_DATA SUPPLIED_.
══════════════════════════════

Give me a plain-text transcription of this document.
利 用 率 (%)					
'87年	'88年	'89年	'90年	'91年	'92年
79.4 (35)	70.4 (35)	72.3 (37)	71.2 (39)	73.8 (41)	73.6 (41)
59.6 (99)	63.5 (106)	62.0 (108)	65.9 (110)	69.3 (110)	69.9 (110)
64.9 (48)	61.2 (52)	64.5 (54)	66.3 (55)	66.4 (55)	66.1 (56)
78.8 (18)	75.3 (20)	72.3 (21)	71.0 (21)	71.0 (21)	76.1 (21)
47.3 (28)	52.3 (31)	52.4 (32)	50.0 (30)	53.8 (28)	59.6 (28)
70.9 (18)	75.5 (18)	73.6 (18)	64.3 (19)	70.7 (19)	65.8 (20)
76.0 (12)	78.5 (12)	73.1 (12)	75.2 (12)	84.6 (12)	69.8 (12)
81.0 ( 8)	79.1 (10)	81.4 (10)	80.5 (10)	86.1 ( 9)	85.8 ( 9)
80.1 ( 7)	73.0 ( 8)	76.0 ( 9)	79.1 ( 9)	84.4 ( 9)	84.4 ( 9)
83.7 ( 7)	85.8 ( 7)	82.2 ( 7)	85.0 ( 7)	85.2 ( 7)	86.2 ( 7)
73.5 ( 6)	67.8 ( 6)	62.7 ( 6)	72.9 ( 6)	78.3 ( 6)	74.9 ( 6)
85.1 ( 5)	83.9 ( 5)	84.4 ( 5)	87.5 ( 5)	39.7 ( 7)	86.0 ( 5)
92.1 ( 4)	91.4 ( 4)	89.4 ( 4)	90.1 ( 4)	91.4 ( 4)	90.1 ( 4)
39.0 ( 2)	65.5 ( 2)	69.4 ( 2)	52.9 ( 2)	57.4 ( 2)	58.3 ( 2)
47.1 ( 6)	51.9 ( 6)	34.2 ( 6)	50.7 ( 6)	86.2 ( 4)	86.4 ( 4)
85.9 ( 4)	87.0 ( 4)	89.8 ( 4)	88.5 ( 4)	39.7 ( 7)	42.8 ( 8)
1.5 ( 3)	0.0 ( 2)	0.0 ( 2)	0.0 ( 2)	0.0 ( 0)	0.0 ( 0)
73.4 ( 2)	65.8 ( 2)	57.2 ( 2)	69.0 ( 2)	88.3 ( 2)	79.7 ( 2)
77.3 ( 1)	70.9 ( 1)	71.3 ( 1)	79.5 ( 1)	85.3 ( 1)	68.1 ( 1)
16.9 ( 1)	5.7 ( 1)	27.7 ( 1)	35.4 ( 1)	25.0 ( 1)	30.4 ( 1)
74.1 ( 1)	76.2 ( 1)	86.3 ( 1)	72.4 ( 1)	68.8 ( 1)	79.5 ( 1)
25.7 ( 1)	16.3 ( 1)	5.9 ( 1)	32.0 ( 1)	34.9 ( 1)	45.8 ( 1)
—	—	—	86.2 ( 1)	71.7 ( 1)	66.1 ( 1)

══════════════════════════════

Return all of the data precisely as it appears.

Give me a plain-text transcription of this document.
利 用 率 (%)					
'87年	'88年	'89年	'90年	'91年	'92年
79.4 (35)	70.4 (35)	72.3 (37)	71.2 (39)	73.8 (41)	73.6 (41)
59.6 (99)	63.5 (106)	62.0 (108)	65.9 (110)	69.3 (110)	69.9 (110)
64.9 (48)	61.2 (52)	64.5 (54)	66.3 (55)	66.4 (55)	66.1 (56)
78.8 (18)	75.3 (20)	72.3 (21)	71.0 (21)	71.0 (21)	76.1 (21)
47.3 (28)	52.3 (31)	52.4 (32)	50.0 (30)	53.8 (28)	59.6 (28)
70.9 (18)	75.5 (18)	73.6 (18)	64.3 (19)	70.7 (19)	65.8 (20)
76.0 (12)	78.5 (12)	73.1 (12)	75.2 (12)	84.6 (12)	69.8 (12)
81.0 ( 8)	79.1 (10)	81.4 (10)	80.5 (10)	86.1 ( 9)	85.8 ( 9)
80.1 ( 7)	73.0 ( 8)	76.0 ( 9)	79.1 ( 9)	84.4 ( 9)	84.4 ( 9)
83.7 ( 7)	85.8 ( 7)	82.2 ( 7)	85.0 ( 7)	85.2 ( 7)	86.2 ( 7)
73.5 ( 6)	67.8 ( 6)	62.7 ( 6)	72.9 ( 6)	78.3 ( 6)	74.9 ( 6)
85.1 ( 5)	83.9 ( 5)	84.4 ( 5)	87.5 ( 5)	39.7 ( 7)	86.0 ( 5)
92.1 ( 4)	91.4 ( 4)	89.4 ( 4)	90.1 ( 4)	91.4 ( 4)	90.1 ( 4)
39.0 ( 2)	65.5 ( 2)	69.4 ( 2)	52.9 ( 2)	57.4 ( 2)	58.3 ( 2)
47.1 ( 6)	51.9 ( 6)	34.2 ( 6)	50.7 ( 6)	86.2 ( 4)	86.4 ( 4)
85.9 ( 4)	87.0 ( 4)	89.8 ( 4)	88.5 ( 4)	39.7 ( 7)	42.8 ( 8)
1.5 ( 3)	0.0 ( 2)	0.0 ( 2)	0.0 ( 2)	0.0 ( 0)	0.0 ( 0)
73.4 ( 2)	65.8 ( 2)	57.2 ( 2)	69.0 ( 2)	88.3 ( 2)	79.7 ( 2)
77.3 ( 1)	70.9 ( 1)	71.3 ( 1)	79.5 ( 1)	85.3 ( 1)	68.1 ( 1)
16.9 ( 1)	5.7 ( 1)	27.7 ( 1)	35.4 ( 1)	25.0 ( 1)	30.4 ( 1)
74.1 ( 1)	76.2 ( 1)	86.3 ( 1)	72.4 ( 1)	68.8 ( 1)	79.5 ( 1)
25.7 ( 1)	16.3 ( 1)	5.9 ( 1)	32.0 ( 1)	34.9 ( 1)	45.8 ( 1)
—	—	—	86.2 ( 1)	71.7 ( 1)	66.1 ( 1)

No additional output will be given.